### WHAT IS ASKED
Pick out each line below containing "name".

### EXERCISE INPUT
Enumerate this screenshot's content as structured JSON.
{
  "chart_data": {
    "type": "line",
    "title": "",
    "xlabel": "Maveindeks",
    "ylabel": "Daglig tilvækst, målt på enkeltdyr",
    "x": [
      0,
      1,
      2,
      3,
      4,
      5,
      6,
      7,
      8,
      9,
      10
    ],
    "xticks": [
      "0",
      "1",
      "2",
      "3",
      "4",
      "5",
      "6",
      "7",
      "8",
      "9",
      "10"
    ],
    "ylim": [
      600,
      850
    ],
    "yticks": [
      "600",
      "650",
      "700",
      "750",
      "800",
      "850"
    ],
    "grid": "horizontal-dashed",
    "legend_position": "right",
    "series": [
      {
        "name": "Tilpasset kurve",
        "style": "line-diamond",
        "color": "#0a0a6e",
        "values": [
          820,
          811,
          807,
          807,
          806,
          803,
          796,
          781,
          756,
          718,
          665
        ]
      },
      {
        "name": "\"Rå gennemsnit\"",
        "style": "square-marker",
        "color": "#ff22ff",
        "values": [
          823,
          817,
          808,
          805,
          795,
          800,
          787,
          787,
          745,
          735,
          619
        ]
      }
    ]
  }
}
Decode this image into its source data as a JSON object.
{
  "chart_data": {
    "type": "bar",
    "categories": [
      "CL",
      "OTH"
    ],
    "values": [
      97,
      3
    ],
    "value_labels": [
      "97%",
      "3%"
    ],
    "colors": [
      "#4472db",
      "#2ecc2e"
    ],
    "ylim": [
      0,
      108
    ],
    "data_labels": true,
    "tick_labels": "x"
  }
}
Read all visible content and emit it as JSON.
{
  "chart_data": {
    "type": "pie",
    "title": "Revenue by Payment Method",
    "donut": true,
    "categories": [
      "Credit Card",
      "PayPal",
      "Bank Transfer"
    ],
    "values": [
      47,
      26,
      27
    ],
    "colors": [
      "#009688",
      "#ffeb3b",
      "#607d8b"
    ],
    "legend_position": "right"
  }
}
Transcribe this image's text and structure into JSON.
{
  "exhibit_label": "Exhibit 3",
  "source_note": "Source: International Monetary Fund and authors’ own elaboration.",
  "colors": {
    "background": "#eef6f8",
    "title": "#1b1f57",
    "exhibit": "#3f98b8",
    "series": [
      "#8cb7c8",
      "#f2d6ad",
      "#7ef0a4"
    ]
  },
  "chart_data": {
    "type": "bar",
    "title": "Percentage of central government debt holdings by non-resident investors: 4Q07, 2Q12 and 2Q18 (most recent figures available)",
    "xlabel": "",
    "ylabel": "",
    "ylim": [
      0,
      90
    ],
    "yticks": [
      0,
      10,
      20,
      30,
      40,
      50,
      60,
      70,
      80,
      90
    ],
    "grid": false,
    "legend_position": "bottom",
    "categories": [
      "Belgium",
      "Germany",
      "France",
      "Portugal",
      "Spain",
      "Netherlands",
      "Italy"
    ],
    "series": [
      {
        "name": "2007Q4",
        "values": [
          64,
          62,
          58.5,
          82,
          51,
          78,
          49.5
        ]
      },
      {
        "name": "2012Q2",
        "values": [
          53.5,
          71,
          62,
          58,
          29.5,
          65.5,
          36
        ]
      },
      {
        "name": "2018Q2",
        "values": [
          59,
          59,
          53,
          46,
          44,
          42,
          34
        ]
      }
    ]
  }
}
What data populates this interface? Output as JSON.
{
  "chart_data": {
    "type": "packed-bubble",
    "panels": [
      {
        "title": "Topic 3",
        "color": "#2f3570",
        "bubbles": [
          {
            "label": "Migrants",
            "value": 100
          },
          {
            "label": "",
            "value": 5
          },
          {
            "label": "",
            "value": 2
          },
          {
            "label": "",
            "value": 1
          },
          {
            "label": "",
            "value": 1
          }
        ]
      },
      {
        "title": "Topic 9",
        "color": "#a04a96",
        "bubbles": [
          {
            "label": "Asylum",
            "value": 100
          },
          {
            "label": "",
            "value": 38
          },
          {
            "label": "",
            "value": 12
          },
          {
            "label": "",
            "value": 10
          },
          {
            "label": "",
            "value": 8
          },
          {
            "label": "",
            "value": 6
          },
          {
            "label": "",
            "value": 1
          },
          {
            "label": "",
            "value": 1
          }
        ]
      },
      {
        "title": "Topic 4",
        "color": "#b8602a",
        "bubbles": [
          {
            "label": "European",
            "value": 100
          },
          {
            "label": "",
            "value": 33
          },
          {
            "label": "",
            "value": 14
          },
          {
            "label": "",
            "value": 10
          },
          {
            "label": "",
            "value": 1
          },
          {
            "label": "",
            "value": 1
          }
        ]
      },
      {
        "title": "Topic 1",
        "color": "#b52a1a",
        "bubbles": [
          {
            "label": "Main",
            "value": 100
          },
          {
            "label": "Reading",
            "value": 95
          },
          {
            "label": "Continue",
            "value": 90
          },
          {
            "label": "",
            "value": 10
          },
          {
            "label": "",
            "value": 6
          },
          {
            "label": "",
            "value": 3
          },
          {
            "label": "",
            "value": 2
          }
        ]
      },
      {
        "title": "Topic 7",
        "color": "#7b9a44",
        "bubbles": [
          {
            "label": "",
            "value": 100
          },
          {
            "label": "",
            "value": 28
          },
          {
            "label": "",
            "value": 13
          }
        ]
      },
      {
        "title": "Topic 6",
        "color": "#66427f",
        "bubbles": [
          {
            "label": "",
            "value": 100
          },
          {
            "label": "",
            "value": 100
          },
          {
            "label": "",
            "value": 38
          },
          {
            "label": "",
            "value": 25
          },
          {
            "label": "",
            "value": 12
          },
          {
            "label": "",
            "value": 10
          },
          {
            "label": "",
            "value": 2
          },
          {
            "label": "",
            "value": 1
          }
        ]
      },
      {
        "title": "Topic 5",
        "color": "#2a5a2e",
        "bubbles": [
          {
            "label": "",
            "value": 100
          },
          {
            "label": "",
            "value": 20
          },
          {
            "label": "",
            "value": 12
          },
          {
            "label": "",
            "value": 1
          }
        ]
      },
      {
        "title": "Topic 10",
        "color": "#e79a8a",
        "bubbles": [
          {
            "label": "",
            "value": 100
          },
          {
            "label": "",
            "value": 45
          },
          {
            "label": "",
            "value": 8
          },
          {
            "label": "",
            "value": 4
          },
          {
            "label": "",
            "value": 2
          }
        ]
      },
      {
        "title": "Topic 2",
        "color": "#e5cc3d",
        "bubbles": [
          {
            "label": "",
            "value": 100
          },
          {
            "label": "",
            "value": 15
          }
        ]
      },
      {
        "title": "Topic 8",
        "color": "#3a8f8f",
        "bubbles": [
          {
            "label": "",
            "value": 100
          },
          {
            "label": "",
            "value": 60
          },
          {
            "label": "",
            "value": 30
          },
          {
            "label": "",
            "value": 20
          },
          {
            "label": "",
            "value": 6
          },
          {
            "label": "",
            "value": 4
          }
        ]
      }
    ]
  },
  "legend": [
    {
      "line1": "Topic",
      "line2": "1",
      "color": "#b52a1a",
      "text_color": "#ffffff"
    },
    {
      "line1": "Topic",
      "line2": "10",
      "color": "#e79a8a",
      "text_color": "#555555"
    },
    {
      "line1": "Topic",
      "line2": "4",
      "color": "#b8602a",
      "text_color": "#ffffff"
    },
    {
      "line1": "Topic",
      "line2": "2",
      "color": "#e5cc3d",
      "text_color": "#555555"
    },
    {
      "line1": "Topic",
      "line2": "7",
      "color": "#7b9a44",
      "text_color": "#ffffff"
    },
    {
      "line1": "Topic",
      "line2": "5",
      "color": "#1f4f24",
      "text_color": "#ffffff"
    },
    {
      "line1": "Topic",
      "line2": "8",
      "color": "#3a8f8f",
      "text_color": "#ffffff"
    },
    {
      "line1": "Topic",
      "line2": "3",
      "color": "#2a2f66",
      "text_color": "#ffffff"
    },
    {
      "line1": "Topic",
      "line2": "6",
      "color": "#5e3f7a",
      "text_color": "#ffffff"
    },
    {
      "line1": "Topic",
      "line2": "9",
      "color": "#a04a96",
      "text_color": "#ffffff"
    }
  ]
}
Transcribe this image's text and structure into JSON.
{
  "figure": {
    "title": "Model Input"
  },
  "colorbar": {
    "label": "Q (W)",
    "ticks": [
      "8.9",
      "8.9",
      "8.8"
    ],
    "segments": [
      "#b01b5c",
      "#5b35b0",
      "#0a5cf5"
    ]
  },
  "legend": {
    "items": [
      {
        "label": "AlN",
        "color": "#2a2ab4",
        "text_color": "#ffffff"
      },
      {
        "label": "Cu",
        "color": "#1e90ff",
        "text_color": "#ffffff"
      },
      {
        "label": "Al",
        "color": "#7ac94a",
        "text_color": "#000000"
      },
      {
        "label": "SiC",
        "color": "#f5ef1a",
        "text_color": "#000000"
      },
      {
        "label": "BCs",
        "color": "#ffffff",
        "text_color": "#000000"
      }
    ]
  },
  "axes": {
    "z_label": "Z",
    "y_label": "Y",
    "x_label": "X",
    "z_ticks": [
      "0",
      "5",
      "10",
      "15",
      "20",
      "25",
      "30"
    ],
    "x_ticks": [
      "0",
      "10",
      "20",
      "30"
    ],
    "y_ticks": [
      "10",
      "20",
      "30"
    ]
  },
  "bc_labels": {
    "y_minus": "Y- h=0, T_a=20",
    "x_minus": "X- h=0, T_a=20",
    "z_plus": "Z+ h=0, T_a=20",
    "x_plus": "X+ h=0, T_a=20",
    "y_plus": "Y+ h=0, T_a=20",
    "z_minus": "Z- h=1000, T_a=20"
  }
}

### TASK ANSWER
        "name": "Tilpasset kurve",
        "name": "\"Rå gennemsnit\"",
        "name": "2007Q4",
        "name": "2012Q2",
        "name": "2018Q2",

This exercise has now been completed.